**THE PROBLEM**:
Copy out all of the material exactly.

+-------+

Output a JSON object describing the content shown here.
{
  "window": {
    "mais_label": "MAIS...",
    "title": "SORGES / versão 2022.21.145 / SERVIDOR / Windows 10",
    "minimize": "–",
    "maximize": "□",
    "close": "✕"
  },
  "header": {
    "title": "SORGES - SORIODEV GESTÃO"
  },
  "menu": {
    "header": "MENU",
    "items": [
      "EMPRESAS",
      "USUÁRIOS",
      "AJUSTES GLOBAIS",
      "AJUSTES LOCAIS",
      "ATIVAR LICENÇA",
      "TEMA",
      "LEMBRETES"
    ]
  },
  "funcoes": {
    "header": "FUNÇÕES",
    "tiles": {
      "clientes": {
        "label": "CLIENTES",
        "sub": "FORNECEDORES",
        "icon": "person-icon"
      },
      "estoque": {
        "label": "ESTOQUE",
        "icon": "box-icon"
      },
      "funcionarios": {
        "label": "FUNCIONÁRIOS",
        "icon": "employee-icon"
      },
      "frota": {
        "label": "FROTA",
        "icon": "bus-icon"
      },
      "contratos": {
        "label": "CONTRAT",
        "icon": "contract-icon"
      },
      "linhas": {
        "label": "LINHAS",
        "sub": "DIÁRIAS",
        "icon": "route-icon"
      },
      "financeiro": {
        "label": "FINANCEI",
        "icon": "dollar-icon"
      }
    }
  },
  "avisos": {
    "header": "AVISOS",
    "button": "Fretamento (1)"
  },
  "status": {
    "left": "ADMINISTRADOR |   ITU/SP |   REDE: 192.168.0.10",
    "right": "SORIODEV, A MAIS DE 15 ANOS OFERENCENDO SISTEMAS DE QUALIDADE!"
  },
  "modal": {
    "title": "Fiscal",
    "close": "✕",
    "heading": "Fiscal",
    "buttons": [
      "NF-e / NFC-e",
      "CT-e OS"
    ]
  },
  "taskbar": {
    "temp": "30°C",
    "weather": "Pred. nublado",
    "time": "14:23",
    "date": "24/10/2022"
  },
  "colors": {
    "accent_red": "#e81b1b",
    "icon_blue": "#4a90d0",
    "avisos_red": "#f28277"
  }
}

+-------+

**SOLUTION TO THIS EXERCISE**:
Output a JSON object describing the content shown here.
{
  "window": {
    "mais_label": "MAIS...",
    "title": "SORGES / versão 2022.21.145 / SERVIDOR / Windows 10",
    "minimize": "–",
    "maximize": "□",
    "close": "✕"
  },
  "header": {
    "title": "SORGES - SORIODEV GESTÃO"
  },
  "menu": {
    "header": "MENU",
    "items": [
      "EMPRESAS",
      "USUÁRIOS",
      "AJUSTES GLOBAIS",
      "AJUSTES LOCAIS",
      "ATIVAR LICENÇA",
      "TEMA",
      "LEMBRETES"
    ]
  },
  "funcoes": {
    "header": "FUNÇÕES",
    "tiles": {
      "clientes": {
        "label": "CLIENTES",
        "sub": "FORNECEDORES",
        "icon": "person-icon"
      },
      "estoque": {
        "label": "ESTOQUE",
        "icon": "box-icon"
      },
      "funcionarios": {
        "label": "FUNCIONÁRIOS",
        "icon": "employee-icon"
      },
      "frota": {
        "label": "FROTA",
        "icon": "bus-icon"
      },
      "contratos": {
        "label": "CONTRAT",
        "icon": "contract-icon"
      },
      "linhas": {
        "label": "LINHAS",
        "sub": "DIÁRIAS",
        "icon": "route-icon"
      },
      "financeiro": {
        "label": "FINANCEI",
        "icon": "dollar-icon"
      }
    }
  },
  "avisos": {
    "header": "AVISOS",
    "button": "Fretamento (1)"
  },
  "status": {
    "left": "ADMINISTRADOR |   ITU/SP |   REDE: 192.168.0.10",
    "right": "SORIODEV, A MAIS DE 15 ANOS OFERENCENDO SISTEMAS DE QUALIDADE!"
  },
  "modal": {
    "title": "Fiscal",
    "close": "✕",
    "heading": "Fiscal",
    "buttons": [
      "NF-e / NFC-e",
      "CT-e OS"
    ]
  },
  "taskbar": {
    "temp": "30°C",
    "weather": "Pred. nublado",
    "time": "14:23",
    "date": "24/10/2022"
  },
  "colors": {
    "accent_red": "#e81b1b",
    "icon_blue": "#4a90d0",
    "avisos_red": "#f28277"
  }
}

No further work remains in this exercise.